[Start of section]

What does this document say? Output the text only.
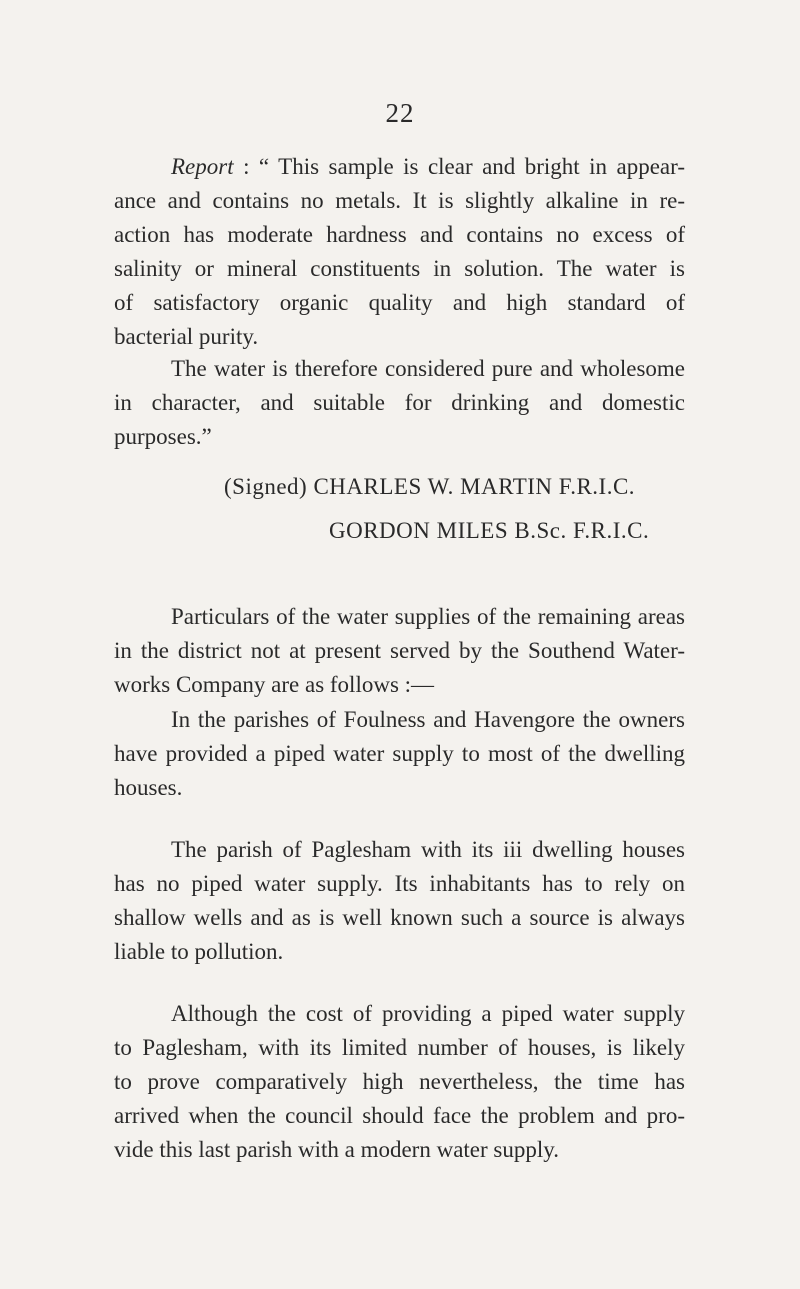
22
Report : “ This sample is clear and bright in appear-
ance and contains no metals. It is slightly alkaline in re-
action has moderate hardness and contains no excess of
salinity or mineral constituents in solution. The water is
of satisfactory organic quality and high standard of
bacterial purity.
The water is therefore considered pure and wholesome
in character, and suitable for drinking and domestic
purposes.”
(Signed) CHARLES W. MARTIN F.R.I.C.
GORDON MILES B.Sc. F.R.I.C.
Particulars of the water supplies of the remaining areas
in the district not at present served by the Southend Water-
works Company are as follows :—
In the parishes of Foulness and Havengore the owners
have provided a piped water supply to most of the dwelling
houses.
The parish of Paglesham with its iii dwelling houses
has no piped water supply. Its inhabitants has to rely on
shallow wells and as is well known such a source is always
liable to pollution.
Although the cost of providing a piped water supply
to Paglesham, with its limited number of houses, is likely
to prove comparatively high nevertheless, the time has
arrived when the council should face the problem and pro-
vide this last parish with a modern water supply.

[End of section]

§ BRIEF: Word for word, restate every line of the listing, omitting the pictures.

§ PROBLEM SOLUTION:
What does this document say? Output the text only.
22
Report : “ This sample is clear and bright in appear-
ance and contains no metals. It is slightly alkaline in re-
action has moderate hardness and contains no excess of
salinity or mineral constituents in solution. The water is
of satisfactory organic quality and high standard of
bacterial purity.
The water is therefore considered pure and wholesome
in character, and suitable for drinking and domestic
purposes.”
(Signed) CHARLES W. MARTIN F.R.I.C.
GORDON MILES B.Sc. F.R.I.C.
Particulars of the water supplies of the remaining areas
in the district not at present served by the Southend Water-
works Company are as follows :—
In the parishes of Foulness and Havengore the owners
have provided a piped water supply to most of the dwelling
houses.
The parish of Paglesham with its iii dwelling houses
has no piped water supply. Its inhabitants has to rely on
shallow wells and as is well known such a source is always
liable to pollution.
Although the cost of providing a piped water supply
to Paglesham, with its limited number of houses, is likely
to prove comparatively high nevertheless, the time has
arrived when the council should face the problem and pro-
vide this last parish with a modern water supply.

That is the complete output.